Exercise details
Reproduce all the material exactly, minus any pictures it holds.

Dataset listings of figures:
* begin *
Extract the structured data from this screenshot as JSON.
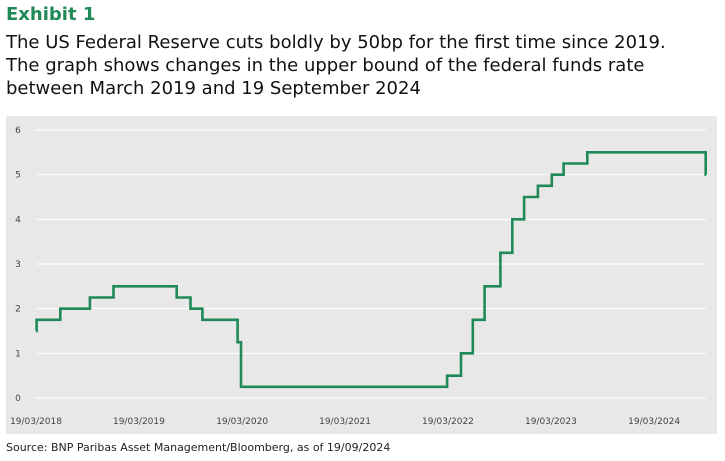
{
  "header": {
    "exhibit": "Exhibit 1",
    "title_lines": [
      "The US Federal Reserve cuts boldly by 50bp for the first time since 2019.",
      "The graph shows changes in the upper bound of the federal funds rate",
      "between March 2019 and 19 September 2024"
    ]
  },
  "source": "Source: BNP Paribas Asset Management/Bloomberg, as of 19/09/2024",
  "colors": {
    "line": "#1f8a57",
    "plot_bg": "#e8e8e8",
    "grid": "#ffffff",
    "accent": "#1f8a57"
  },
  "chart_data": {
    "type": "line",
    "xlim": [
      "2018-03-19",
      "2024-09-19"
    ],
    "ylim": [
      0,
      6
    ],
    "yticks": [
      0,
      1,
      2,
      3,
      4,
      5,
      6
    ],
    "xtick_labels": [
      "19/03/2018",
      "19/03/2019",
      "19/03/2020",
      "19/03/2021",
      "19/03/2022",
      "19/03/2023",
      "19/03/2024"
    ],
    "xtick_dates": [
      "2018-03-19",
      "2019-03-19",
      "2020-03-19",
      "2021-03-19",
      "2022-03-19",
      "2023-03-19",
      "2024-03-19"
    ],
    "grid": true,
    "legend": "none",
    "series": [
      {
        "values": [
          [
            "2018-03-19",
            1.5
          ],
          [
            "2018-03-21",
            1.75
          ],
          [
            "2018-06-13",
            2.0
          ],
          [
            "2018-09-26",
            2.25
          ],
          [
            "2018-12-19",
            2.5
          ],
          [
            "2019-07-31",
            2.25
          ],
          [
            "2019-09-18",
            2.0
          ],
          [
            "2019-10-30",
            1.75
          ],
          [
            "2020-03-03",
            1.25
          ],
          [
            "2020-03-15",
            0.25
          ],
          [
            "2022-03-16",
            0.5
          ],
          [
            "2022-05-04",
            1.0
          ],
          [
            "2022-06-15",
            1.75
          ],
          [
            "2022-07-27",
            2.5
          ],
          [
            "2022-09-21",
            3.25
          ],
          [
            "2022-11-02",
            4.0
          ],
          [
            "2022-12-14",
            4.5
          ],
          [
            "2023-02-01",
            4.75
          ],
          [
            "2023-03-22",
            5.0
          ],
          [
            "2023-05-03",
            5.25
          ],
          [
            "2023-07-26",
            5.5
          ],
          [
            "2024-09-18",
            5.0
          ],
          [
            "2024-09-19",
            5.0
          ]
        ]
      }
    ]
  }
}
* end *
Output of the exercise
Extract the structured data from this screenshot as JSON.
{
  "header": {
    "exhibit": "Exhibit 1",
    "title_lines": [
      "The US Federal Reserve cuts boldly by 50bp for the first time since 2019.",
      "The graph shows changes in the upper bound of the federal funds rate",
      "between March 2019 and 19 September 2024"
    ]
  },
  "source": "Source: BNP Paribas Asset Management/Bloomberg, as of 19/09/2024",
  "colors": {
    "line": "#1f8a57",
    "plot_bg": "#e8e8e8",
    "grid": "#ffffff",
    "accent": "#1f8a57"
  },
  "chart_data": {
    "type": "line",
    "xlim": [
      "2018-03-19",
      "2024-09-19"
    ],
    "ylim": [
      0,
      6
    ],
    "yticks": [
      0,
      1,
      2,
      3,
      4,
      5,
      6
    ],
    "xtick_labels": [
      "19/03/2018",
      "19/03/2019",
      "19/03/2020",
      "19/03/2021",
      "19/03/2022",
      "19/03/2023",
      "19/03/2024"
    ],
    "xtick_dates": [
      "2018-03-19",
      "2019-03-19",
      "2020-03-19",
      "2021-03-19",
      "2022-03-19",
      "2023-03-19",
      "2024-03-19"
    ],
    "grid": true,
    "legend": "none",
    "series": [
      {
        "values": [
          [
            "2018-03-19",
            1.5
          ],
          [
            "2018-03-21",
            1.75
          ],
          [
            "2018-06-13",
            2.0
          ],
          [
            "2018-09-26",
            2.25
          ],
          [
            "2018-12-19",
            2.5
          ],
          [
            "2019-07-31",
            2.25
          ],
          [
            "2019-09-18",
            2.0
          ],
          [
            "2019-10-30",
            1.75
          ],
          [
            "2020-03-03",
            1.25
          ],
          [
            "2020-03-15",
            0.25
          ],
          [
            "2022-03-16",
            0.5
          ],
          [
            "2022-05-04",
            1.0
          ],
          [
            "2022-06-15",
            1.75
          ],
          [
            "2022-07-27",
            2.5
          ],
          [
            "2022-09-21",
            3.25
          ],
          [
            "2022-11-02",
            4.0
          ],
          [
            "2022-12-14",
            4.5
          ],
          [
            "2023-02-01",
            4.75
          ],
          [
            "2023-03-22",
            5.0
          ],
          [
            "2023-05-03",
            5.25
          ],
          [
            "2023-07-26",
            5.5
          ],
          [
            "2024-09-18",
            5.0
          ],
          [
            "2024-09-19",
            5.0
          ]
        ]
      }
    ]
  }
}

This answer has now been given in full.